• Consigne 1: Dans le listing, en partant de sa première ligne et en terminant par la ligne contenant « footnote-line: stico, si », remplacez « Urbano » par « Urbain ». Restituez uniquement ces lignes, sans autre modification.

• Extrait du document:
================================

> Le prochain roman de Jean-Christophe Grangé, intitulé Le Serment des Limbes, sort début mars !

 

 

   

   


Albin Michel, 5 avril 2004.
Même s'il reconnaît qu'Internet n'est pas un de ses passe-temps favoris, Jean-Christophe Grangé a parcouru les pages du site Rivières Pourpres et apprécié le travail que cela représentait. Il a donc très gentiment accepté de m'accorder une interview chez Albin Michel.

 

 

Première Partie de l'interview :
Les débuts d'un écrivain

Nicolas - Le Vol des Cigognes (1) est paru en 1994. Dix ans se sont écoulés depuis. Le Vol des Cigognes a connu un succès relatif au début, Les Rivières Pourpres (2) vous ont apporté la consécration, vous avez fait des petits détours par le cinéma. Y'a-t-il eu pour vous dans cette décennie un épisode particulièrement marquant ?

Jean-Christophe Grangé - Tout d'abord, ce qui me marque aujourd'hui c'est de voir à quel point les gens aiment les Cigognes. J'ai beau écrire de nouveaux livres, pour beaucoup de personnes, Le Vol des Cigognes reste le livre qui les a le plus marqués.
A l'heure actuelle, sur les Cigognes, on est en attente du film, avec un réalisateur qui s'appelle Gilles Mimouni et qui a réalisé L'appartement. Pour l'instant, je n'ai pas de nouvelles mais ce projet me tient à cœur. C'est un film énorme, et j'espère qu'il va se faire le mieux possible parce que le livre est, pour beaucoup de personnes, vraiment le meilleur.
Pour ce qui est des grands événements, bien qu'il me soit en effet arrivé beaucoup de choses pendant ces dix années, la chose qui m'a vraiment marqué le plus c'est en fait le moment avant les Cigognes : quand les éditeurs m'ont appelé pour ce roman. Le grand pas pour moi, ça a été de passer du type qui avait écrit un livre dans son coin, à l'auteur publié. Ca a été le grand grand choc. Je me souviens, au début, les éditions Robert Laffont m'avaient téléphoné. C'était un grand grand choc. Beaucoup plus que le succès des Rivières Pourpres. Quand Robert Laffont m'a téléphoné, puis ensuite Albin Michel, puis Gallimard, pour moi c'est ça qui a été le grand succès, le grand pas. Parce que, même si les Cigognes sont passées un peu inaperçues, je vivais entouré de gens qui me disaient que le livre était super et que je n'avais plus qu'une chose à faire, c'était d'essayer d'écrire un nouveau roman de ce niveau-là.

================================

• Consigne 2: Reproduisez à l'identique le passage de l'entretien commençant par « Jean-Christophe Grangé - Tout » et se terminant par « le plus marqués. ».

• Données fournies:
================================

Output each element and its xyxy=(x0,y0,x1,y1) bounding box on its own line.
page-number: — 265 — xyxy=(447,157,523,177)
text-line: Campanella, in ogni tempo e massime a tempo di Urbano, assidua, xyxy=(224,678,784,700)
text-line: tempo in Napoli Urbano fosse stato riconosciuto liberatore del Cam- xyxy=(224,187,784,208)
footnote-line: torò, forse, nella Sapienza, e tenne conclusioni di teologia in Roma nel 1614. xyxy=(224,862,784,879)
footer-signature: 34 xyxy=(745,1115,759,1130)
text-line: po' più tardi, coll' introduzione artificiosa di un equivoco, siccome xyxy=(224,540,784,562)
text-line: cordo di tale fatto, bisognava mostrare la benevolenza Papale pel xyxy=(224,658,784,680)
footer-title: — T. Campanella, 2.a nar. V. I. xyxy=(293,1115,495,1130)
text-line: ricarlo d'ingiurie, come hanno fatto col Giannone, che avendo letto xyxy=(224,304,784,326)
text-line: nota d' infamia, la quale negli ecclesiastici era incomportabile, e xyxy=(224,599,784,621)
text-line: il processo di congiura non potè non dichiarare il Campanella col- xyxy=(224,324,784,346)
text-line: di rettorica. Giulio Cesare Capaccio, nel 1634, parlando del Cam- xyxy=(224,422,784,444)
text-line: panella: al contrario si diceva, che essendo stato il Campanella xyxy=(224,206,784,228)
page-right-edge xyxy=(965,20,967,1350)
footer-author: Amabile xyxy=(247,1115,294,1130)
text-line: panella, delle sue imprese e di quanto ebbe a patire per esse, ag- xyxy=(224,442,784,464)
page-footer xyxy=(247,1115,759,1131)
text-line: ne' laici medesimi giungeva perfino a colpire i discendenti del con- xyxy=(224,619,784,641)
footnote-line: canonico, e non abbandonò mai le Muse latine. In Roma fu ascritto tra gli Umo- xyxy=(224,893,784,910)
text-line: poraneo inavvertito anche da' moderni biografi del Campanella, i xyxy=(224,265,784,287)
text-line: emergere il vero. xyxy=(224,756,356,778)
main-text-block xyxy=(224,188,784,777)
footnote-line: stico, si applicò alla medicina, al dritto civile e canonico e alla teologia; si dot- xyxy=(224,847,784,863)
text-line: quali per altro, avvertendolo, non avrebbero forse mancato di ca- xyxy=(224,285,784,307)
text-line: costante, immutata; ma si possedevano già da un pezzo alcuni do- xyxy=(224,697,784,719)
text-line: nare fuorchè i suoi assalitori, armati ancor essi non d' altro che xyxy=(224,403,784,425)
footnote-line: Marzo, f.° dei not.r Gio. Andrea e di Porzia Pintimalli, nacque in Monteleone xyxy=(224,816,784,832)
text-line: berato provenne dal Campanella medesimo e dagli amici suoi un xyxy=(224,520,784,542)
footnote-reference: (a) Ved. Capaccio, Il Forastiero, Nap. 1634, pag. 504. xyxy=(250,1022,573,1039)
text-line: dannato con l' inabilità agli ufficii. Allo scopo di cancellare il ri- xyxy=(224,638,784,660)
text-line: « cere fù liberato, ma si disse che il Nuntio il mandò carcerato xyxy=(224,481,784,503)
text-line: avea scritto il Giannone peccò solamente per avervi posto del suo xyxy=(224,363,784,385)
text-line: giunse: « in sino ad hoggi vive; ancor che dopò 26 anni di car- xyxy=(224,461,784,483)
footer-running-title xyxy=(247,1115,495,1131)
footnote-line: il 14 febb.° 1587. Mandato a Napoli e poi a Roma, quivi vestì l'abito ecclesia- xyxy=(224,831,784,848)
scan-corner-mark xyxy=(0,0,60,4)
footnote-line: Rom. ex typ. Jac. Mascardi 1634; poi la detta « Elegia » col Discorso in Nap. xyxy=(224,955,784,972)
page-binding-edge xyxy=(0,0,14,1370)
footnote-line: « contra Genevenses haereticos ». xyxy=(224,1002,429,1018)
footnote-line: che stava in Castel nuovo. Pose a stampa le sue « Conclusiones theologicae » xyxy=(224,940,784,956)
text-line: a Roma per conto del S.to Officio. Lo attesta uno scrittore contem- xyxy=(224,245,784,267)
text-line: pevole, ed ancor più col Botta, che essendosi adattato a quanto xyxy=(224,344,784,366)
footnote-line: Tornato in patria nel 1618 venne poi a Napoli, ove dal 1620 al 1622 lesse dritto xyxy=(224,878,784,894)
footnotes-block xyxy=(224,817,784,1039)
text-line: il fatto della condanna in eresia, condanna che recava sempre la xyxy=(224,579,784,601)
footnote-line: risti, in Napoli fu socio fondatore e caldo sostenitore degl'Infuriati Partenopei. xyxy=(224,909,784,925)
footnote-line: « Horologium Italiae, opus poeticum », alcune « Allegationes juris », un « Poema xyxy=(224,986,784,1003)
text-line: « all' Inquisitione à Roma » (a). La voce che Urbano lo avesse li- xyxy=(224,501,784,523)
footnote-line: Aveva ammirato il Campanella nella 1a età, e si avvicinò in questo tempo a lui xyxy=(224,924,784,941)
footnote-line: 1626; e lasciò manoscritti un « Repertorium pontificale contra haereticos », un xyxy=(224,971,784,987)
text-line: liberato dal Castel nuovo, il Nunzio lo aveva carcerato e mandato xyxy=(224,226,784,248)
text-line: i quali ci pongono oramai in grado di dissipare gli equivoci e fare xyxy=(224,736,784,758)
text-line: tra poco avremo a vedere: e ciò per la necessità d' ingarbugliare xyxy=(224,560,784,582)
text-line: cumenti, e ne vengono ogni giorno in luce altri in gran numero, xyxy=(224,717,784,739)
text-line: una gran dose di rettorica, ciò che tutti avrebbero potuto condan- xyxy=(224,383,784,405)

================================

• Corrigé 1:
Output each element and its xyxy=(x0,y0,x1,y1) bounding box on its own line.
page-number: — 265 — xyxy=(447,157,523,177)
text-line: Campanella, in ogni tempo e massime a tempo di Urbain, assidua, xyxy=(224,678,784,700)
text-line: tempo in Napoli Urbain fosse stato riconosciuto liberatore del Cam- xyxy=(224,187,784,208)
footnote-line: torò, forse, nella Sapienza, e tenne conclusioni di teologia in Roma nel 1614. xyxy=(224,862,784,879)
footer-signature: 34 xyxy=(745,1115,759,1130)
text-line: po' più tardi, coll' introduzione artificiosa di un equivoco, siccome xyxy=(224,540,784,562)
text-line: cordo di tale fatto, bisognava mostrare la benevolenza Papale pel xyxy=(224,658,784,680)
footer-title: — T. Campanella, 2.a nar. V. I. xyxy=(293,1115,495,1130)
text-line: ricarlo d'ingiurie, come hanno fatto col Giannone, che avendo letto xyxy=(224,304,784,326)
text-line: nota d' infamia, la quale negli ecclesiastici era incomportabile, e xyxy=(224,599,784,621)
text-line: il processo di congiura non potè non dichiarare il Campanella col- xyxy=(224,324,784,346)
text-line: di rettorica. Giulio Cesare Capaccio, nel 1634, parlando del Cam- xyxy=(224,422,784,444)
text-line: panella: al contrario si diceva, che essendo stato il Campanella xyxy=(224,206,784,228)
page-right-edge xyxy=(965,20,967,1350)
footer-author: Amabile xyxy=(247,1115,294,1130)
text-line: panella, delle sue imprese e di quanto ebbe a patire per esse, ag- xyxy=(224,442,784,464)
page-footer xyxy=(247,1115,759,1131)
text-line: ne' laici medesimi giungeva perfino a colpire i discendenti del con- xyxy=(224,619,784,641)
footnote-line: canonico, e non abbandonò mai le Muse latine. In Roma fu ascritto tra gli Umo- xyxy=(224,893,784,910)
text-line: poraneo inavvertito anche da' moderni biografi del Campanella, i xyxy=(224,265,784,287)
text-line: emergere il vero. xyxy=(224,756,356,778)
main-text-block xyxy=(224,188,784,777)
footnote-line: stico, si applicò alla medicina, al dritto civile e canonico e alla teologia; si dot- xyxy=(224,847,784,863)

• Corrigé 2:
Jean-Christophe Grangé - Tout d'abord, ce qui me marque aujourd'hui c'est de voir à quel point les gens aiment les Cigognes. J'ai beau écrire de nouveaux livres, pour beaucoup de personnes, Le Vol des Cigognes reste le livre qui les a le plus marqués.